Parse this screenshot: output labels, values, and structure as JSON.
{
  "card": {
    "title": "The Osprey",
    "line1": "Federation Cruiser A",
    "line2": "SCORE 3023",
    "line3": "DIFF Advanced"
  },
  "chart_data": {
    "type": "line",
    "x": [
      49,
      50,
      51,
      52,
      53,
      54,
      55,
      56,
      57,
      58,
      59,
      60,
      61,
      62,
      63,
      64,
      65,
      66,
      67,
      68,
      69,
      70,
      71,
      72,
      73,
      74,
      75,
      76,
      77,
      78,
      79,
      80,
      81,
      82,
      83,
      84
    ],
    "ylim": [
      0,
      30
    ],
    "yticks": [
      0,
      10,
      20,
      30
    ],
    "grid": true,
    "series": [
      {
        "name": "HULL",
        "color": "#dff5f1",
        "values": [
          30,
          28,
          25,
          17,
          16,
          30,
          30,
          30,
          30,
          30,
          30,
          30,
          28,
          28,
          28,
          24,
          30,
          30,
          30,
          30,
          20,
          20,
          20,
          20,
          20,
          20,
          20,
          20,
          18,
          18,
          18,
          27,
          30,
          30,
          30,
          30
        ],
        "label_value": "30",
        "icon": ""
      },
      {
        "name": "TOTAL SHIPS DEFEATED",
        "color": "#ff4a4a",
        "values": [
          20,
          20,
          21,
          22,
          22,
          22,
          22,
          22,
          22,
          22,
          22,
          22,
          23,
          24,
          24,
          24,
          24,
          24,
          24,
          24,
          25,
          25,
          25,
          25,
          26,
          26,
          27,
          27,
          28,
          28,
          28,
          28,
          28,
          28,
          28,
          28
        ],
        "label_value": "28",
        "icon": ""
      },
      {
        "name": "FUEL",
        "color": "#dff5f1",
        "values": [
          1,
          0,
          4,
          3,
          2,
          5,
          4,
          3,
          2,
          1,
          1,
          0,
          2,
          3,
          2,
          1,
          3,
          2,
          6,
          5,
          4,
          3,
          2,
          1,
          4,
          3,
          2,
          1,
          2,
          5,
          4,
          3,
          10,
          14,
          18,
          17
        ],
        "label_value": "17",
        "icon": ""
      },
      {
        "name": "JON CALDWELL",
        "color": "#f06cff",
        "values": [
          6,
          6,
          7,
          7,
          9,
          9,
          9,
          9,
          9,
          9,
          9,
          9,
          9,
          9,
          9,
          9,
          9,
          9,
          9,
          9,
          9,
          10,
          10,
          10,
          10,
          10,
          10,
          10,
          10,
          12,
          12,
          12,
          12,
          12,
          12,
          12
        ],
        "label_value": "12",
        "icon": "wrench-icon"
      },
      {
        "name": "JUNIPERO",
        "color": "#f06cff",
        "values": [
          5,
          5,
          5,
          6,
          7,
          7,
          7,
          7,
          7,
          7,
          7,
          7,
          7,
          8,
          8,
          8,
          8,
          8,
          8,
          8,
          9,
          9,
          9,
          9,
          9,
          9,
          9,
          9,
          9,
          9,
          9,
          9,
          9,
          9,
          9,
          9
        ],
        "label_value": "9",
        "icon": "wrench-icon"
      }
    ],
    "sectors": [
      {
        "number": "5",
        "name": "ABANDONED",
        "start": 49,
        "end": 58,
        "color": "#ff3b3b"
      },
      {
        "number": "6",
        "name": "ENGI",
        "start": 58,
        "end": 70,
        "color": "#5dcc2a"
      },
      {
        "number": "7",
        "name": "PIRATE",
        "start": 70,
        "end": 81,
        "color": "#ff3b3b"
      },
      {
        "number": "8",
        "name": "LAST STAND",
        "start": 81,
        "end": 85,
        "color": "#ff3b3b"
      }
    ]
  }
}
┄┄┄┄┄┄
Exactly as shown above, return every record.

Parse this screenshot: output labels, values, and structure as JSON.
{
  "card": {
    "title": "The Osprey",
    "line1": "Federation Cruiser A",
    "line2": "SCORE 3023",
    "line3": "DIFF Advanced"
  },
  "chart_data": {
    "type": "line",
    "x": [
      49,
      50,
      51,
      52,
      53,
      54,
      55,
      56,
      57,
      58,
      59,
      60,
      61,
      62,
      63,
      64,
      65,
      66,
      67,
      68,
      69,
      70,
      71,
      72,
      73,
      74,
      75,
      76,
      77,
      78,
      79,
      80,
      81,
      82,
      83,
      84
    ],
    "ylim": [
      0,
      30
    ],
    "yticks": [
      0,
      10,
      20,
      30
    ],
    "grid": true,
    "series": [
      {
        "name": "HULL",
        "color": "#dff5f1",
        "values": [
          30,
          28,
          25,
          17,
          16,
          30,
          30,
          30,
          30,
          30,
          30,
          30,
          28,
          28,
          28,
          24,
          30,
          30,
          30,
          30,
          20,
          20,
          20,
          20,
          20,
          20,
          20,
          20,
          18,
          18,
          18,
          27,
          30,
          30,
          30,
          30
        ],
        "label_value": "30",
        "icon": ""
      },
      {
        "name": "TOTAL SHIPS DEFEATED",
        "color": "#ff4a4a",
        "values": [
          20,
          20,
          21,
          22,
          22,
          22,
          22,
          22,
          22,
          22,
          22,
          22,
          23,
          24,
          24,
          24,
          24,
          24,
          24,
          24,
          25,
          25,
          25,
          25,
          26,
          26,
          27,
          27,
          28,
          28,
          28,
          28,
          28,
          28,
          28,
          28
        ],
        "label_value": "28",
        "icon": ""
      },
      {
        "name": "FUEL",
        "color": "#dff5f1",
        "values": [
          1,
          0,
          4,
          3,
          2,
          5,
          4,
          3,
          2,
          1,
          1,
          0,
          2,
          3,
          2,
          1,
          3,
          2,
          6,
          5,
          4,
          3,
          2,
          1,
          4,
          3,
          2,
          1,
          2,
          5,
          4,
          3,
          10,
          14,
          18,
          17
        ],
        "label_value": "17",
        "icon": ""
      },
      {
        "name": "JON CALDWELL",
        "color": "#f06cff",
        "values": [
          6,
          6,
          7,
          7,
          9,
          9,
          9,
          9,
          9,
          9,
          9,
          9,
          9,
          9,
          9,
          9,
          9,
          9,
          9,
          9,
          9,
          10,
          10,
          10,
          10,
          10,
          10,
          10,
          10,
          12,
          12,
          12,
          12,
          12,
          12,
          12
        ],
        "label_value": "12",
        "icon": "wrench-icon"
      },
      {
        "name": "JUNIPERO",
        "color": "#f06cff",
        "values": [
          5,
          5,
          5,
          6,
          7,
          7,
          7,
          7,
          7,
          7,
          7,
          7,
          7,
          8,
          8,
          8,
          8,
          8,
          8,
          8,
          9,
          9,
          9,
          9,
          9,
          9,
          9,
          9,
          9,
          9,
          9,
          9,
          9,
          9,
          9,
          9
        ],
        "label_value": "9",
        "icon": "wrench-icon"
      }
    ],
    "sectors": [
      {
        "number": "5",
        "name": "ABANDONED",
        "start": 49,
        "end": 58,
        "color": "#ff3b3b"
      },
      {
        "number": "6",
        "name": "ENGI",
        "start": 58,
        "end": 70,
        "color": "#5dcc2a"
      },
      {
        "number": "7",
        "name": "PIRATE",
        "start": 70,
        "end": 81,
        "color": "#ff3b3b"
      },
      {
        "number": "8",
        "name": "LAST STAND",
        "start": 81,
        "end": 85,
        "color": "#ff3b3b"
      }
    ]
  }
}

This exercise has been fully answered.